SUPPLIED DATA:
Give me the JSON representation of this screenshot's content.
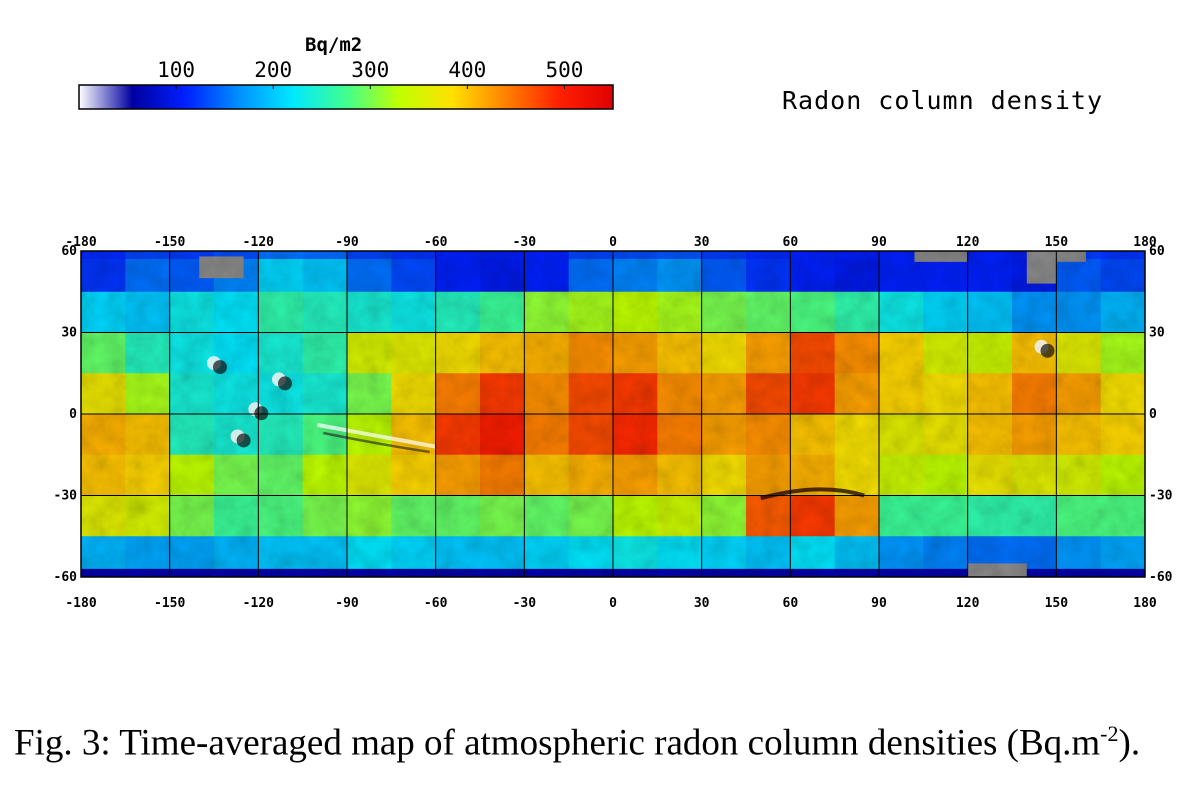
{
  "title": "Radon column density",
  "colorbar": {
    "unit": "Bq/m2",
    "ticks": [
      "100",
      "200",
      "300",
      "400",
      "500"
    ],
    "tick_values": [
      100,
      200,
      300,
      400,
      500
    ],
    "range": [
      0,
      550
    ],
    "stops": [
      "#ffffff",
      "#0000a0",
      "#0020ff",
      "#0090ff",
      "#00e8ff",
      "#40ff90",
      "#c0ff00",
      "#ffe000",
      "#ff8000",
      "#ff2000",
      "#e00000"
    ]
  },
  "map": {
    "lon_ticks": [
      "-180",
      "-150",
      "-120",
      "-90",
      "-60",
      "-30",
      "0",
      "30",
      "60",
      "90",
      "120",
      "150",
      "180"
    ],
    "lon_values": [
      -180,
      -150,
      -120,
      -90,
      -60,
      -30,
      0,
      30,
      60,
      90,
      120,
      150,
      180
    ],
    "lat_ticks": [
      "60",
      "30",
      "0",
      "-30",
      "-60"
    ],
    "lat_values": [
      60,
      30,
      0,
      -30,
      -60
    ],
    "lat_range": [
      -60,
      60
    ],
    "lon_range": [
      -180,
      180
    ],
    "grid": true,
    "lat_bands": [
      {
        "lat": [
          45,
          60
        ],
        "values": [
          120,
          150,
          140,
          160,
          210,
          200,
          150,
          130,
          110,
          100,
          110,
          150,
          160,
          170,
          140,
          120,
          110,
          100,
          110,
          110,
          110,
          100,
          140,
          130
        ]
      },
      {
        "lat": [
          30,
          45
        ],
        "values": [
          210,
          200,
          230,
          220,
          260,
          250,
          240,
          230,
          250,
          270,
          310,
          320,
          330,
          320,
          300,
          290,
          280,
          260,
          230,
          210,
          200,
          170,
          170,
          190
        ]
      },
      {
        "lat": [
          15,
          30
        ],
        "values": [
          290,
          250,
          230,
          220,
          240,
          260,
          350,
          360,
          380,
          400,
          410,
          430,
          420,
          400,
          380,
          420,
          470,
          430,
          390,
          350,
          340,
          400,
          360,
          320
        ]
      },
      {
        "lat": [
          0,
          15
        ],
        "values": [
          370,
          320,
          240,
          230,
          230,
          240,
          300,
          380,
          440,
          480,
          430,
          470,
          480,
          430,
          420,
          470,
          480,
          420,
          390,
          380,
          400,
          440,
          420,
          380
        ]
      },
      {
        "lat": [
          -15,
          0
        ],
        "values": [
          410,
          400,
          250,
          240,
          250,
          280,
          330,
          400,
          480,
          500,
          440,
          470,
          490,
          440,
          420,
          430,
          400,
          380,
          360,
          370,
          400,
          420,
          400,
          390
        ]
      },
      {
        "lat": [
          -30,
          -15
        ],
        "values": [
          400,
          390,
          330,
          300,
          290,
          330,
          360,
          390,
          420,
          440,
          400,
          410,
          420,
          400,
          380,
          420,
          410,
          380,
          340,
          330,
          370,
          360,
          350,
          330
        ]
      },
      {
        "lat": [
          -45,
          -30
        ],
        "values": [
          360,
          350,
          300,
          270,
          280,
          300,
          310,
          290,
          290,
          300,
          290,
          300,
          330,
          340,
          310,
          460,
          480,
          420,
          270,
          270,
          260,
          260,
          280,
          280
        ]
      },
      {
        "lat": [
          -60,
          -45
        ],
        "values": [
          190,
          180,
          180,
          190,
          200,
          200,
          220,
          210,
          200,
          200,
          210,
          220,
          230,
          220,
          210,
          200,
          220,
          200,
          170,
          160,
          150,
          150,
          170,
          180
        ]
      }
    ],
    "no_data_cells": [
      {
        "lon": [
          -140,
          -125
        ],
        "lat": [
          50,
          58
        ]
      },
      {
        "lon": [
          102,
          120
        ],
        "lat": [
          56,
          60
        ]
      },
      {
        "lon": [
          140,
          150
        ],
        "lat": [
          48,
          60
        ]
      },
      {
        "lon": [
          150,
          160
        ],
        "lat": [
          56,
          60
        ]
      },
      {
        "lon": [
          120,
          140
        ],
        "lat": [
          -60,
          -55
        ]
      }
    ],
    "volcanoes": [
      {
        "lon": -134,
        "lat": 18
      },
      {
        "lon": -112,
        "lat": 12
      },
      {
        "lon": -120,
        "lat": 1
      },
      {
        "lon": -126,
        "lat": -9
      },
      {
        "lon": 146,
        "lat": 24
      }
    ]
  },
  "caption": {
    "text": "Fig. 3: Time-averaged map of atmospheric radon column densities (Bq.m",
    "superscript": "-2",
    "suffix": ")."
  }
}
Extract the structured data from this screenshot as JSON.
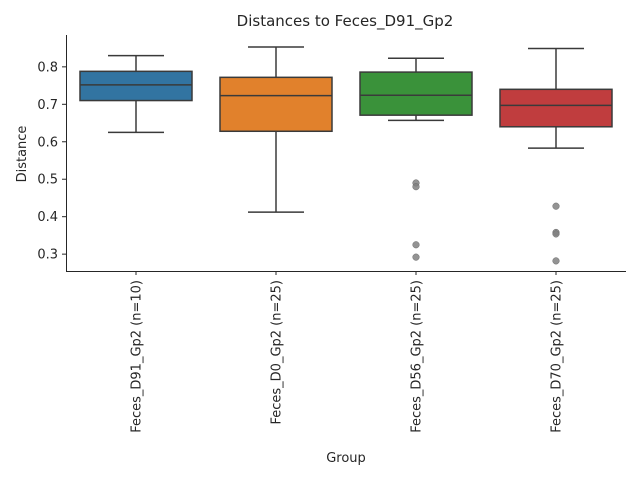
{
  "chart_data": {
    "type": "box",
    "title": "Distances to Feces_D91_Gp2",
    "xlabel": "Group",
    "ylabel": "Distance",
    "ylim": [
      0.255,
      0.885
    ],
    "yticks": [
      0.3,
      0.4,
      0.5,
      0.6,
      0.7,
      0.8
    ],
    "ytick_labels": [
      "0.3",
      "0.4",
      "0.5",
      "0.6",
      "0.7",
      "0.8"
    ],
    "grid": false,
    "series": [
      {
        "category": "Feces_D91_Gp2 (n=10)",
        "color": "#3274a1",
        "whislo": 0.625,
        "q1": 0.71,
        "med": 0.752,
        "q3": 0.788,
        "whishi": 0.83,
        "fliers": []
      },
      {
        "category": "Feces_D0_Gp2 (n=25)",
        "color": "#e1812c",
        "whislo": 0.412,
        "q1": 0.628,
        "med": 0.723,
        "q3": 0.772,
        "whishi": 0.853,
        "fliers": []
      },
      {
        "category": "Feces_D56_Gp2 (n=25)",
        "color": "#3a923a",
        "whislo": 0.657,
        "q1": 0.671,
        "med": 0.724,
        "q3": 0.786,
        "whishi": 0.823,
        "fliers": [
          0.49,
          0.48,
          0.325,
          0.292
        ]
      },
      {
        "category": "Feces_D70_Gp2 (n=25)",
        "color": "#c03d3e",
        "whislo": 0.583,
        "q1": 0.64,
        "med": 0.697,
        "q3": 0.74,
        "whishi": 0.849,
        "fliers": [
          0.428,
          0.358,
          0.354,
          0.282
        ]
      }
    ]
  }
}
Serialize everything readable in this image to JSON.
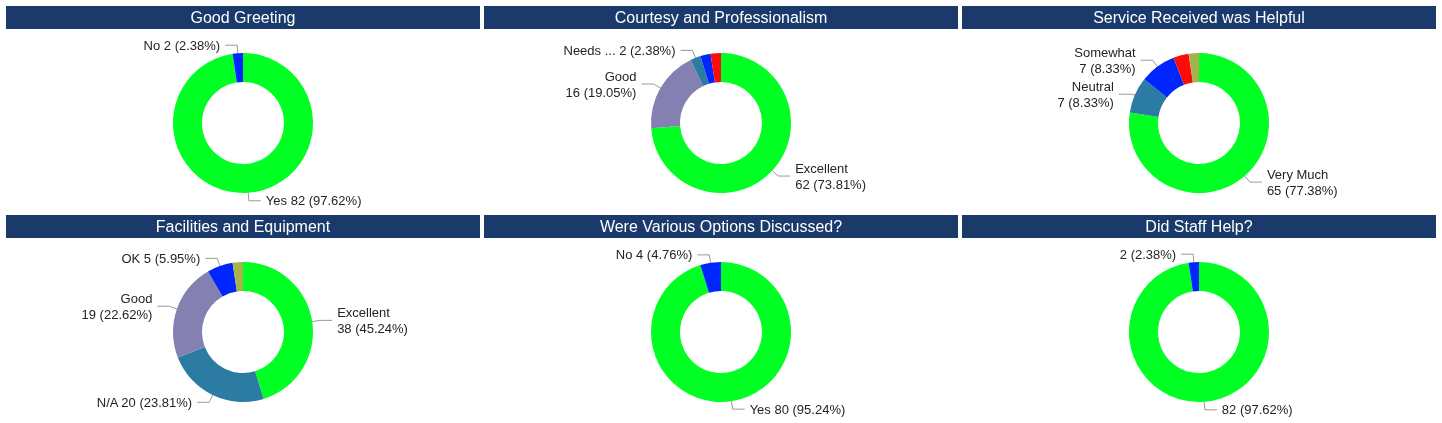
{
  "chart_data": [
    {
      "type": "donut",
      "title": "Good Greeting",
      "categories": [
        "Yes",
        "No"
      ],
      "values": [
        82,
        2
      ],
      "colors": [
        "#00ff22",
        "#0026ff"
      ],
      "value_labels": [
        "82 (97.62%)",
        "2 (2.38%)"
      ]
    },
    {
      "type": "donut",
      "title": "Courtesy and Professionalism",
      "categories": [
        "Excellent",
        "Good",
        "Needs ...",
        null,
        null
      ],
      "values": [
        62,
        16,
        2,
        2,
        2
      ],
      "colors": [
        "#00ff22",
        "#8480b2",
        "#2b7ba2",
        "#0026ff",
        "#ff0a0a"
      ],
      "value_labels": [
        "62 (73.81%)",
        "16 (19.05%)",
        "2 (2.38%)",
        null,
        null
      ]
    },
    {
      "type": "donut",
      "title": "Service Received was Helpful",
      "categories": [
        "Very Much",
        "Neutral",
        "Somewhat",
        null,
        null
      ],
      "values": [
        65,
        7,
        7,
        3,
        2
      ],
      "colors": [
        "#00ff22",
        "#2b7ba2",
        "#0026ff",
        "#ff0a0a",
        "#a6b24d"
      ],
      "value_labels": [
        "65 (77.38%)",
        "7 (8.33%)",
        "7 (8.33%)",
        null,
        null
      ]
    },
    {
      "type": "donut",
      "title": "Facilities and Equipment",
      "categories": [
        "Excellent",
        "N/A",
        "Good",
        "OK",
        null
      ],
      "values": [
        38,
        20,
        19,
        5,
        2
      ],
      "colors": [
        "#00ff22",
        "#2b7ba2",
        "#8480b2",
        "#0026ff",
        "#a6b24d"
      ],
      "value_labels": [
        "38 (45.24%)",
        "20 (23.81%)",
        "19 (22.62%)",
        "5 (5.95%)",
        null
      ]
    },
    {
      "type": "donut",
      "title": "Were Various Options Discussed?",
      "categories": [
        "Yes",
        "No"
      ],
      "values": [
        80,
        4
      ],
      "colors": [
        "#00ff22",
        "#0026ff"
      ],
      "value_labels": [
        "80 (95.24%)",
        "4 (4.76%)"
      ]
    },
    {
      "type": "donut",
      "title": "Did Staff Help?",
      "categories": [
        null,
        null
      ],
      "values": [
        82,
        2
      ],
      "colors": [
        "#00ff22",
        "#0026ff"
      ],
      "value_labels": [
        "82 (97.62%)",
        "2 (2.38%)"
      ]
    }
  ]
}
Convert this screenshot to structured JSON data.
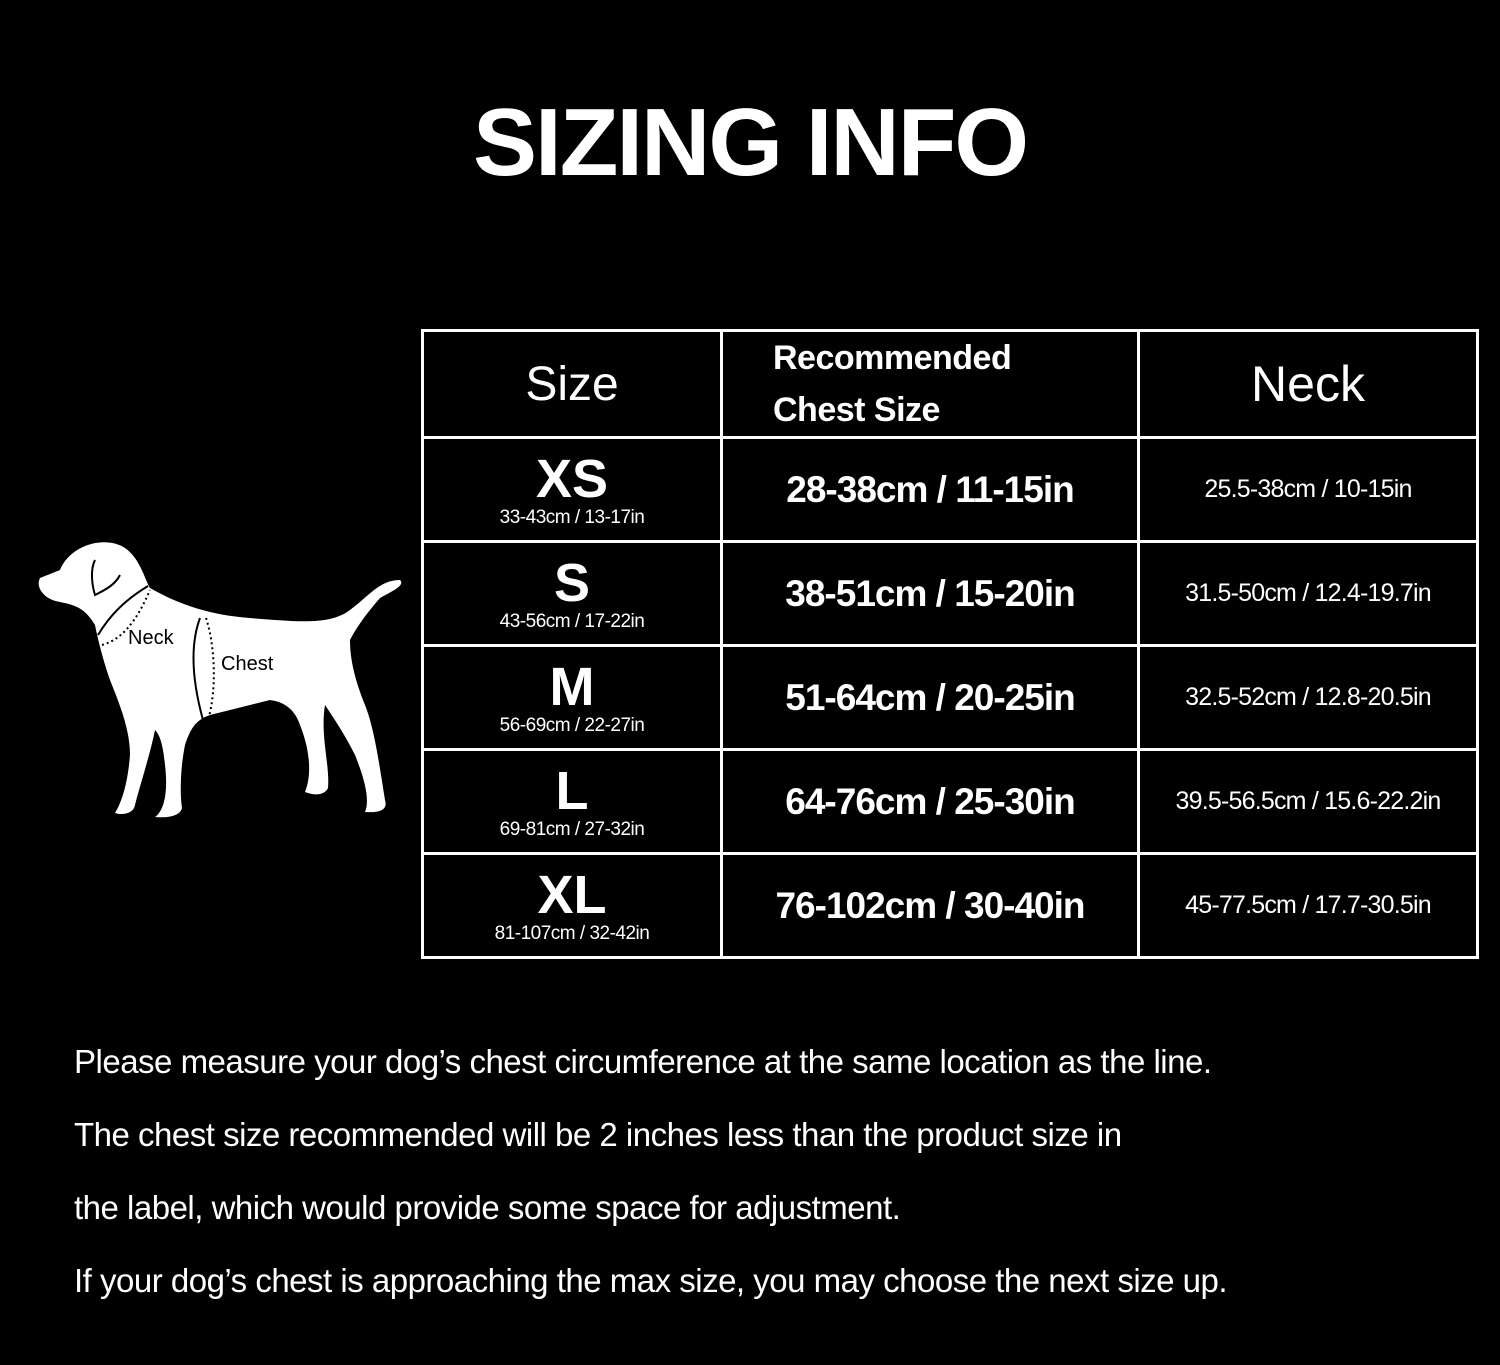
{
  "title": "SIZING INFO",
  "diagram": {
    "neck_label": "Neck",
    "chest_label": "Chest"
  },
  "table": {
    "headers": {
      "size": "Size",
      "chest_line1": "Recommended",
      "chest_line2": "Chest Size",
      "neck": "Neck"
    },
    "rows": [
      {
        "size": "XS",
        "product": "33-43cm / 13-17in",
        "chest": "28-38cm / 11-15in",
        "neck": "25.5-38cm / 10-15in"
      },
      {
        "size": "S",
        "product": "43-56cm / 17-22in",
        "chest": "38-51cm / 15-20in",
        "neck": "31.5-50cm / 12.4-19.7in"
      },
      {
        "size": "M",
        "product": "56-69cm / 22-27in",
        "chest": "51-64cm / 20-25in",
        "neck": "32.5-52cm / 12.8-20.5in"
      },
      {
        "size": "L",
        "product": "69-81cm / 27-32in",
        "chest": "64-76cm / 25-30in",
        "neck": "39.5-56.5cm / 15.6-22.2in"
      },
      {
        "size": "XL",
        "product": "81-107cm / 32-42in",
        "chest": "76-102cm / 30-40in",
        "neck": "45-77.5cm / 17.7-30.5in"
      }
    ]
  },
  "notes": [
    "Please measure your dog’s chest circumference at the same location as the line.",
    "The chest size recommended will be 2 inches less than the product size in",
    "the label, which would provide some space for adjustment.",
    "If your dog’s chest is approaching the max size, you may choose the next size up."
  ]
}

WHAT TO WORK ON: From the data, collect all lines where the string "JSON" appears.

FINAL ANSWER:
Give me the JSON representation of this screenshot's content.
Extract the structured data from this screenshot as JSON.
Serialize everything readable in this image to JSON.
Convert this screenshot to structured JSON data.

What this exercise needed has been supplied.